Dataset items
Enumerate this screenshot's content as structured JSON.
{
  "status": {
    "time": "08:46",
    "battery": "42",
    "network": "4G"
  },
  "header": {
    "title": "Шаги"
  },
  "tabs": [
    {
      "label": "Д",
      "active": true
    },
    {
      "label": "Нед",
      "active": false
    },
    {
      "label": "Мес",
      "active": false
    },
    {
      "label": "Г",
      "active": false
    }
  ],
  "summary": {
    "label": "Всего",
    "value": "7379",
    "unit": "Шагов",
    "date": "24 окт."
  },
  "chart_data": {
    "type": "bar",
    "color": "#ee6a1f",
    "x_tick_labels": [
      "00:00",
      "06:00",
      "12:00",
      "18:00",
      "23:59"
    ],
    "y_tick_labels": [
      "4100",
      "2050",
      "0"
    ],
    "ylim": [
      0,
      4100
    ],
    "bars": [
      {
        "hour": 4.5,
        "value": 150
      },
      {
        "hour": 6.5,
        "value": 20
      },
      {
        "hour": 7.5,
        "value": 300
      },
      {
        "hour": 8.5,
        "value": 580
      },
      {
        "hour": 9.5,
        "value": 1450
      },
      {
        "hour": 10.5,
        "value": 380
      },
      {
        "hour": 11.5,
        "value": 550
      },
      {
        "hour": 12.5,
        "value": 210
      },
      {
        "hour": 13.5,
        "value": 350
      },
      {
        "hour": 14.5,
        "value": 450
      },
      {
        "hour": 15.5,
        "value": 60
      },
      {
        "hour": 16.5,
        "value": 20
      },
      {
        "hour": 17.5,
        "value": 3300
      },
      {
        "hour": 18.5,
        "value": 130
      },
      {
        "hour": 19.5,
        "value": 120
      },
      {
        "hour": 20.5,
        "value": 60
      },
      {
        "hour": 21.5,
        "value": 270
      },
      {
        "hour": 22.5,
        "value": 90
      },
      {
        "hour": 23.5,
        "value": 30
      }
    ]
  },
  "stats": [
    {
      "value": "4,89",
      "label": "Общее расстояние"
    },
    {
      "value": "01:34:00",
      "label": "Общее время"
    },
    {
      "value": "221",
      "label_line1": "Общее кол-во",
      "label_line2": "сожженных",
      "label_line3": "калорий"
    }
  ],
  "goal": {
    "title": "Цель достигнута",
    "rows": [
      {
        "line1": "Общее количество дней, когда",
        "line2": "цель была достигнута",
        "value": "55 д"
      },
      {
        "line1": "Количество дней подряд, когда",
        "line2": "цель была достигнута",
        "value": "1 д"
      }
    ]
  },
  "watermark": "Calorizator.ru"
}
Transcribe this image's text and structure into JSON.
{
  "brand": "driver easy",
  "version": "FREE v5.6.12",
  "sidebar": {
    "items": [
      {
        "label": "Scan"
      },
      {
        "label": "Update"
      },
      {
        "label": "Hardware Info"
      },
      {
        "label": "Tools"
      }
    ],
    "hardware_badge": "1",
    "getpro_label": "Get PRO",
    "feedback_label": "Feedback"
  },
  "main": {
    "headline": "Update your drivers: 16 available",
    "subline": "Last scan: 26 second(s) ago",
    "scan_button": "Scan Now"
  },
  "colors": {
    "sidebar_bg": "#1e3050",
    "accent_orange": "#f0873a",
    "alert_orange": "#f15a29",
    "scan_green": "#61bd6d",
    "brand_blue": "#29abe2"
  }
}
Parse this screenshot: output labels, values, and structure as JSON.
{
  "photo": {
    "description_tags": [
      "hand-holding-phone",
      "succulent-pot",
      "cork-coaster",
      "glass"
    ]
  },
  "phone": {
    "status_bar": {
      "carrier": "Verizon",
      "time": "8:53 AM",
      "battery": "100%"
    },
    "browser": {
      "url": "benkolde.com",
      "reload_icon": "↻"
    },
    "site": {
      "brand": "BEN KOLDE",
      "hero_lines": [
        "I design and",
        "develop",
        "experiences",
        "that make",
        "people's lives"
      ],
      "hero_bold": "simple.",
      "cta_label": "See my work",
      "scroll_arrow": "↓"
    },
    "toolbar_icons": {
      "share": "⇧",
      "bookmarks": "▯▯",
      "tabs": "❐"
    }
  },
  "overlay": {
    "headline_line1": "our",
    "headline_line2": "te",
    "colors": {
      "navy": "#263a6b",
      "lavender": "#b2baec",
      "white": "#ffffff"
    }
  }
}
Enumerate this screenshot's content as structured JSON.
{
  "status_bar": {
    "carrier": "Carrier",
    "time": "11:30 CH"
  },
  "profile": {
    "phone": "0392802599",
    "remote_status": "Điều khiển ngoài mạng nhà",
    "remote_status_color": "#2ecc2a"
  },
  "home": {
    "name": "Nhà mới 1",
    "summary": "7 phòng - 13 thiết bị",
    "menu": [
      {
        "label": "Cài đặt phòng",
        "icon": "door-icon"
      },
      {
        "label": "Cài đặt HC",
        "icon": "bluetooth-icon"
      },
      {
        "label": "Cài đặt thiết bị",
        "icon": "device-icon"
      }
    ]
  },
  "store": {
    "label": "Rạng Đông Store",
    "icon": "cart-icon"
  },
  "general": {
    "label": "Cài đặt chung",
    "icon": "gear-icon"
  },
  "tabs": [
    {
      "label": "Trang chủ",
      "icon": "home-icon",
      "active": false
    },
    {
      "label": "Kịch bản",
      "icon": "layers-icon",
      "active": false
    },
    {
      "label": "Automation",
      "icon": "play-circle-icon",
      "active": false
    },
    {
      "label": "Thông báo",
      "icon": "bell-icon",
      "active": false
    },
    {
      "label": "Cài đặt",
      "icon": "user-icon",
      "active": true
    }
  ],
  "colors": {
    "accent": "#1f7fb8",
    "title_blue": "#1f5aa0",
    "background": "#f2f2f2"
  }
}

■ **Given problem**
Print out all the entries precisely as written.

■ **Solution**
Enumerate this screenshot's content as structured JSON.
{
  "status": {
    "time": "08:46",
    "battery": "42",
    "network": "4G"
  },
  "header": {
    "title": "Шаги"
  },
  "tabs": [
    {
      "label": "Д",
      "active": true
    },
    {
      "label": "Нед",
      "active": false
    },
    {
      "label": "Мес",
      "active": false
    },
    {
      "label": "Г",
      "active": false
    }
  ],
  "summary": {
    "label": "Всего",
    "value": "7379",
    "unit": "Шагов",
    "date": "24 окт."
  },
  "chart_data": {
    "type": "bar",
    "color": "#ee6a1f",
    "x_tick_labels": [
      "00:00",
      "06:00",
      "12:00",
      "18:00",
      "23:59"
    ],
    "y_tick_labels": [
      "4100",
      "2050",
      "0"
    ],
    "ylim": [
      0,
      4100
    ],
    "bars": [
      {
        "hour": 4.5,
        "value": 150
      },
      {
        "hour": 6.5,
        "value": 20
      },
      {
        "hour": 7.5,
        "value": 300
      },
      {
        "hour": 8.5,
        "value": 580
      },
      {
        "hour": 9.5,
        "value": 1450
      },
      {
        "hour": 10.5,
        "value": 380
      },
      {
        "hour": 11.5,
        "value": 550
      },
      {
        "hour": 12.5,
        "value": 210
      },
      {
        "hour": 13.5,
        "value": 350
      },
      {
        "hour": 14.5,
        "value": 450
      },
      {
        "hour": 15.5,
        "value": 60
      },
      {
        "hour": 16.5,
        "value": 20
      },
      {
        "hour": 17.5,
        "value": 3300
      },
      {
        "hour": 18.5,
        "value": 130
      },
      {
        "hour": 19.5,
        "value": 120
      },
      {
        "hour": 20.5,
        "value": 60
      },
      {
        "hour": 21.5,
        "value": 270
      },
      {
        "hour": 22.5,
        "value": 90
      },
      {
        "hour": 23.5,
        "value": 30
      }
    ]
  },
  "stats": [
    {
      "value": "4,89",
      "label": "Общее расстояние"
    },
    {
      "value": "01:34:00",
      "label": "Общее время"
    },
    {
      "value": "221",
      "label_line1": "Общее кол-во",
      "label_line2": "сожженных",
      "label_line3": "калорий"
    }
  ],
  "goal": {
    "title": "Цель достигнута",
    "rows": [
      {
        "line1": "Общее количество дней, когда",
        "line2": "цель была достигнута",
        "value": "55 д"
      },
      {
        "line1": "Количество дней подряд, когда",
        "line2": "цель была достигнута",
        "value": "1 д"
      }
    ]
  },
  "watermark": "Calorizator.ru"
}
Transcribe this image's text and structure into JSON.
{
  "brand": "driver easy",
  "version": "FREE v5.6.12",
  "sidebar": {
    "items": [
      {
        "label": "Scan"
      },
      {
        "label": "Update"
      },
      {
        "label": "Hardware Info"
      },
      {
        "label": "Tools"
      }
    ],
    "hardware_badge": "1",
    "getpro_label": "Get PRO",
    "feedback_label": "Feedback"
  },
  "main": {
    "headline": "Update your drivers: 16 available",
    "subline": "Last scan: 26 second(s) ago",
    "scan_button": "Scan Now"
  },
  "colors": {
    "sidebar_bg": "#1e3050",
    "accent_orange": "#f0873a",
    "alert_orange": "#f15a29",
    "scan_green": "#61bd6d",
    "brand_blue": "#29abe2"
  }
}
Parse this screenshot: output labels, values, and structure as JSON.
{
  "photo": {
    "description_tags": [
      "hand-holding-phone",
      "succulent-pot",
      "cork-coaster",
      "glass"
    ]
  },
  "phone": {
    "status_bar": {
      "carrier": "Verizon",
      "time": "8:53 AM",
      "battery": "100%"
    },
    "browser": {
      "url": "benkolde.com",
      "reload_icon": "↻"
    },
    "site": {
      "brand": "BEN KOLDE",
      "hero_lines": [
        "I design and",
        "develop",
        "experiences",
        "that make",
        "people's lives"
      ],
      "hero_bold": "simple.",
      "cta_label": "See my work",
      "scroll_arrow": "↓"
    },
    "toolbar_icons": {
      "share": "⇧",
      "bookmarks": "▯▯",
      "tabs": "❐"
    }
  },
  "overlay": {
    "headline_line1": "our",
    "headline_line2": "te",
    "colors": {
      "navy": "#263a6b",
      "lavender": "#b2baec",
      "white": "#ffffff"
    }
  }
}
Enumerate this screenshot's content as structured JSON.
{
  "status_bar": {
    "carrier": "Carrier",
    "time": "11:30 CH"
  },
  "profile": {
    "phone": "0392802599",
    "remote_status": "Điều khiển ngoài mạng nhà",
    "remote_status_color": "#2ecc2a"
  },
  "home": {
    "name": "Nhà mới 1",
    "summary": "7 phòng - 13 thiết bị",
    "menu": [
      {
        "label": "Cài đặt phòng",
        "icon": "door-icon"
      },
      {
        "label": "Cài đặt HC",
        "icon": "bluetooth-icon"
      },
      {
        "label": "Cài đặt thiết bị",
        "icon": "device-icon"
      }
    ]
  },
  "store": {
    "label": "Rạng Đông Store",
    "icon": "cart-icon"
  },
  "general": {
    "label": "Cài đặt chung",
    "icon": "gear-icon"
  },
  "tabs": [
    {
      "label": "Trang chủ",
      "icon": "home-icon",
      "active": false
    },
    {
      "label": "Kịch bản",
      "icon": "layers-icon",
      "active": false
    },
    {
      "label": "Automation",
      "icon": "play-circle-icon",
      "active": false
    },
    {
      "label": "Thông báo",
      "icon": "bell-icon",
      "active": false
    },
    {
      "label": "Cài đặt",
      "icon": "user-icon",
      "active": true
    }
  ],
  "colors": {
    "accent": "#1f7fb8",
    "title_blue": "#1f5aa0",
    "background": "#f2f2f2"
  }
}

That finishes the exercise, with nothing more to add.